■ Extrait fourni
= = = = = = =
Permettez-moi de clarifier mon propos : la suite du Plom 2 sera donc un document intitulé « objectif Logement outre-mer », signé par l’ensemble des parties et pas simplement par l’appareil d’État.
Mesdames, messieurs les sénateurs, vous avez soulevé le grave problème des logements vacants, qui permettraient de loger des dizaines de milliers de personnes. Nous allons travailler avec l’Anah – comme je l’ai dit précédemment, je vais rencontrer le président du conseil d’administration et la directrice générale dans les jours qui viennent – pour mettre en place des mesures fortes.
L’aide à l’accession et à la sortie de l’insalubrité a été rétablie dans la loi de finances pour 2020. Les crédits de la LBU destinés aux opérations de résorption de l’habitat indigne, contre lequel nous luttons, ont été multipliés par deux entre 2019 et 2020, pour atteindre 32 millions d’euros.
Monsieur le sénateur, vous avez raison : il faut avoir cette vision d’ensemble que chacun appelle de ses vœux. C’est cela qui compte, ce qui explique que je veux non plus un plan Logement outre-mer étato-étatique, mais un objectif Logement outre-mer signé par tous, pour traduire une vision globale et qui décline ensuite, territoire par territoire, les efforts à réaliser.
Car il n’est pas vrai qu’il faille faire les mêmes efforts à La Réunion qu’à Mayotte, à Saint-Pierre-et-Miquelon qu’en Martinique. C’est ce que nous essaierons de mettre en place : nous y parviendrons si toutes les parties acceptent de signer. Il faudra un peu de temps pour mettre en marche ce dispositif.
M. le président. La parole est à M. Daniel Salmon. (Applaudissements sur les travées du groupe GEST.)
M. Daniel Salmon. Monsieur le président, monsieur le ministre, mes chers collègues, les problématiques de la politique du logement outre-mer sont nombreuses et le très riche rapport d’information de la délégation aux outre-mer dont nous discutons aujourd’hui en brosse un portrait éloquent.
= = = = = = =
■ Consigne
D'après l'extrait sur le logement outre-mer, quel montant les crédits de la LBU destinés à la résorption de l'habitat indigne ont-ils atteint en 2020 ?
= = = = = = =
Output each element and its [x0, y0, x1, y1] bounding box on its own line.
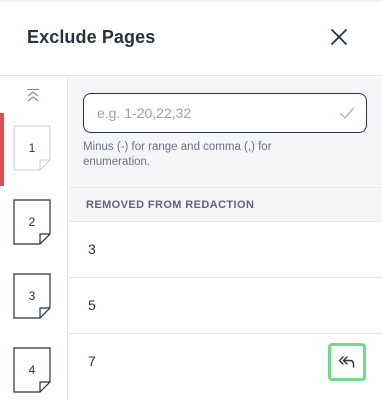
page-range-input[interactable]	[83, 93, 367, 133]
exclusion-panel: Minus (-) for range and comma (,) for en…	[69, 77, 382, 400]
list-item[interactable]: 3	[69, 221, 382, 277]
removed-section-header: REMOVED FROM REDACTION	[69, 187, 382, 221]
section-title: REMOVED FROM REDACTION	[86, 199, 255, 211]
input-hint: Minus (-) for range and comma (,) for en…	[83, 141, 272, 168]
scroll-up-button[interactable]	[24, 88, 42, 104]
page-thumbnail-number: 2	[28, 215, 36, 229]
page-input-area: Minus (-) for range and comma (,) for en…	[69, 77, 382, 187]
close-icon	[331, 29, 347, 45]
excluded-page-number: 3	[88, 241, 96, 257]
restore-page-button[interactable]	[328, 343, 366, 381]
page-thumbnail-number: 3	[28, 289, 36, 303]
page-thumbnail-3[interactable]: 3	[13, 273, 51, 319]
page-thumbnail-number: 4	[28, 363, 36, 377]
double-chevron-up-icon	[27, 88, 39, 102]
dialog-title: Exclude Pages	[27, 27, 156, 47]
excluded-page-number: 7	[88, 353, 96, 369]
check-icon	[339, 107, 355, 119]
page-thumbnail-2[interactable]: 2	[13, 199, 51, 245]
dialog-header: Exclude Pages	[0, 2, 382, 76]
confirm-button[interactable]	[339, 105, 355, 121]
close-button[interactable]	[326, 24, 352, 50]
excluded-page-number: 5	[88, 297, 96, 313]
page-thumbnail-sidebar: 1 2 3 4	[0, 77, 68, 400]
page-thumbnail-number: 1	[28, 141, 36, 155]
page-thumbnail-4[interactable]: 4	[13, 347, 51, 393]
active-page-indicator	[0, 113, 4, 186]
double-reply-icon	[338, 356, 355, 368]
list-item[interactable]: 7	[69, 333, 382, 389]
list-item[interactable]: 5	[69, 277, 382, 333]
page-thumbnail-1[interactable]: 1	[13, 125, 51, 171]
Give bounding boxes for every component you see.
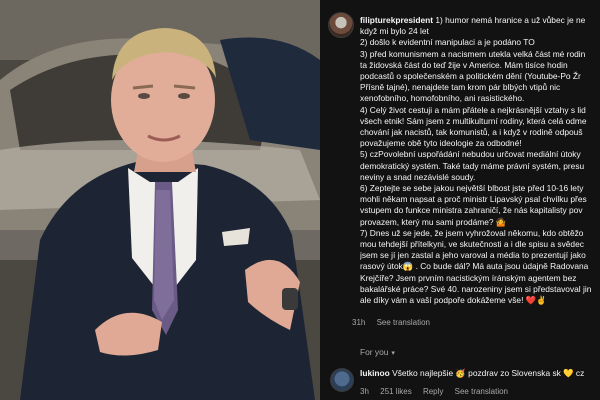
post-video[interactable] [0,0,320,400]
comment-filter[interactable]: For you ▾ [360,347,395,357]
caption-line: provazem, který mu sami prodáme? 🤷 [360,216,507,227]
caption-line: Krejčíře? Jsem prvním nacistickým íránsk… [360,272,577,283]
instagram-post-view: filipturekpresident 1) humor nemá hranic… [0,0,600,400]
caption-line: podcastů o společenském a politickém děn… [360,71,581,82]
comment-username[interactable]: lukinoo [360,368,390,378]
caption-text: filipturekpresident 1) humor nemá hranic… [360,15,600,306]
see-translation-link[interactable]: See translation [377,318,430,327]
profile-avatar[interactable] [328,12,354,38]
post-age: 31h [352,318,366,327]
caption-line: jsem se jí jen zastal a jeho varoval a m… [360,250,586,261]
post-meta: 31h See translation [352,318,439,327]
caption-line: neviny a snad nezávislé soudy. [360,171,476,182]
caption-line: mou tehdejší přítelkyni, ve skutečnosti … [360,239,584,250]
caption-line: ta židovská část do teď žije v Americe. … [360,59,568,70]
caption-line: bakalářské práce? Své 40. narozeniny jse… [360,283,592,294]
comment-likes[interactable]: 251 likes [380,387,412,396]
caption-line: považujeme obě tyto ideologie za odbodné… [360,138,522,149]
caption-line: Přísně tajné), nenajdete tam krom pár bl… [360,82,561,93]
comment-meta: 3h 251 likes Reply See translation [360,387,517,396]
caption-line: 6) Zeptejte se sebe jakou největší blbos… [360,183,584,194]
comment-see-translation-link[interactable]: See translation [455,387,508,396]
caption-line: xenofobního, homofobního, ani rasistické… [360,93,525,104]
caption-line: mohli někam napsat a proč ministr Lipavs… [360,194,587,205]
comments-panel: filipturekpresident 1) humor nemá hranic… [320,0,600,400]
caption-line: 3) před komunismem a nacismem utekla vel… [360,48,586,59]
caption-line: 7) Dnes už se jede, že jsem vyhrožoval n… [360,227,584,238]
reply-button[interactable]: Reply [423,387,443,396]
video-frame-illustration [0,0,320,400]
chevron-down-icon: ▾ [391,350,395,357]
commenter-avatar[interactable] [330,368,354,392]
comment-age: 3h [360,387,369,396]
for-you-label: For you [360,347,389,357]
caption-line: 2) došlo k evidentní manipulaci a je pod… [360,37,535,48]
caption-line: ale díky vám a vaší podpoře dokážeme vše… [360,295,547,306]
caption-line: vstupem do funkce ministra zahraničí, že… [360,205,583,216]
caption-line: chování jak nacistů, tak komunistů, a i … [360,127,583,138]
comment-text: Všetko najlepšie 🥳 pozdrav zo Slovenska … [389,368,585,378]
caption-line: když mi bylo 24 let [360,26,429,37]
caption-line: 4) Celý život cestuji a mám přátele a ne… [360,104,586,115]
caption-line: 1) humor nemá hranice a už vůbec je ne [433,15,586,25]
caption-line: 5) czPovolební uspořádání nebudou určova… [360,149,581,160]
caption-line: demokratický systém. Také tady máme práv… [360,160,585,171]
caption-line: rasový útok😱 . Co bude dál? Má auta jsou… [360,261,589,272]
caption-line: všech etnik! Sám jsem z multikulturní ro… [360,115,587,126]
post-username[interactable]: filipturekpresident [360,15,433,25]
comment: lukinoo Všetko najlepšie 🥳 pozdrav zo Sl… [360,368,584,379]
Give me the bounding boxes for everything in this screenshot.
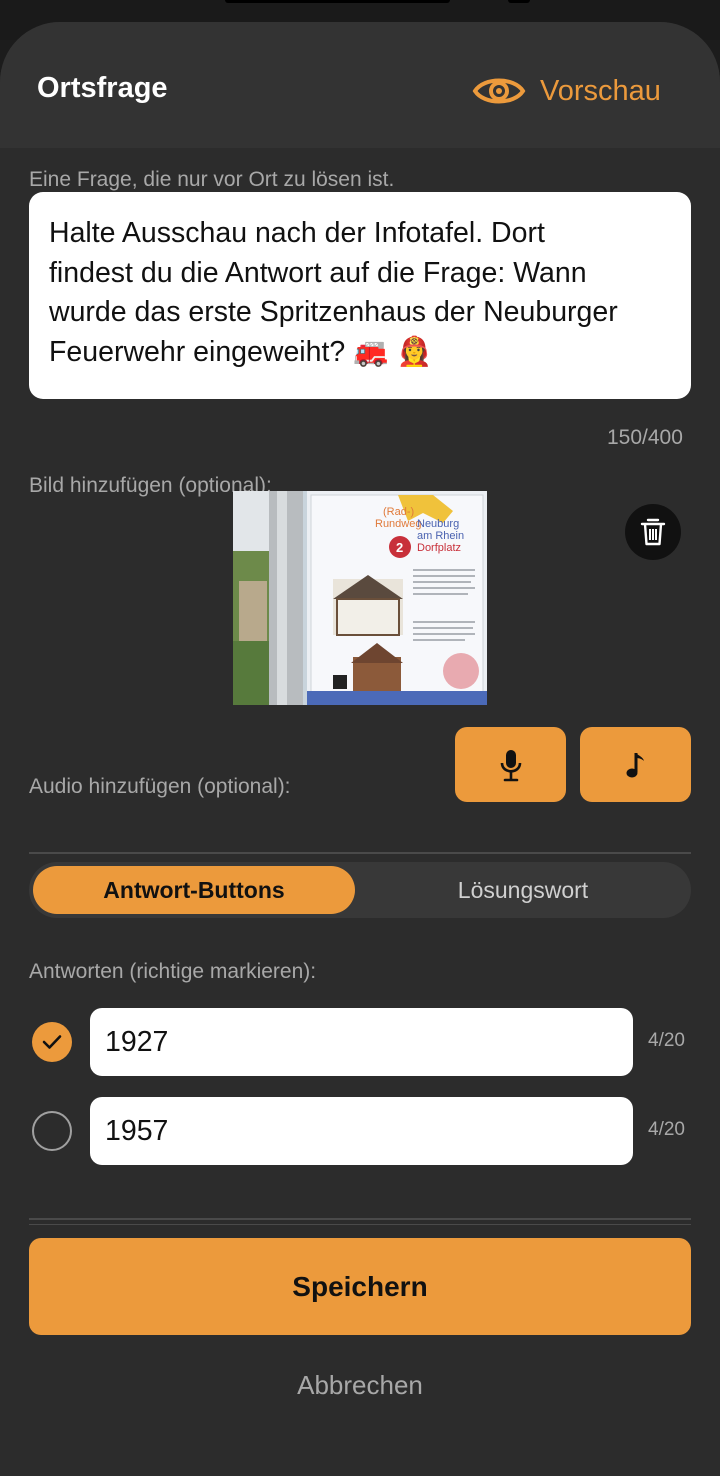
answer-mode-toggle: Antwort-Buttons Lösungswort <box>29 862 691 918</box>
= = = = = = =
■ Réponse attendue
32 millions d'euros.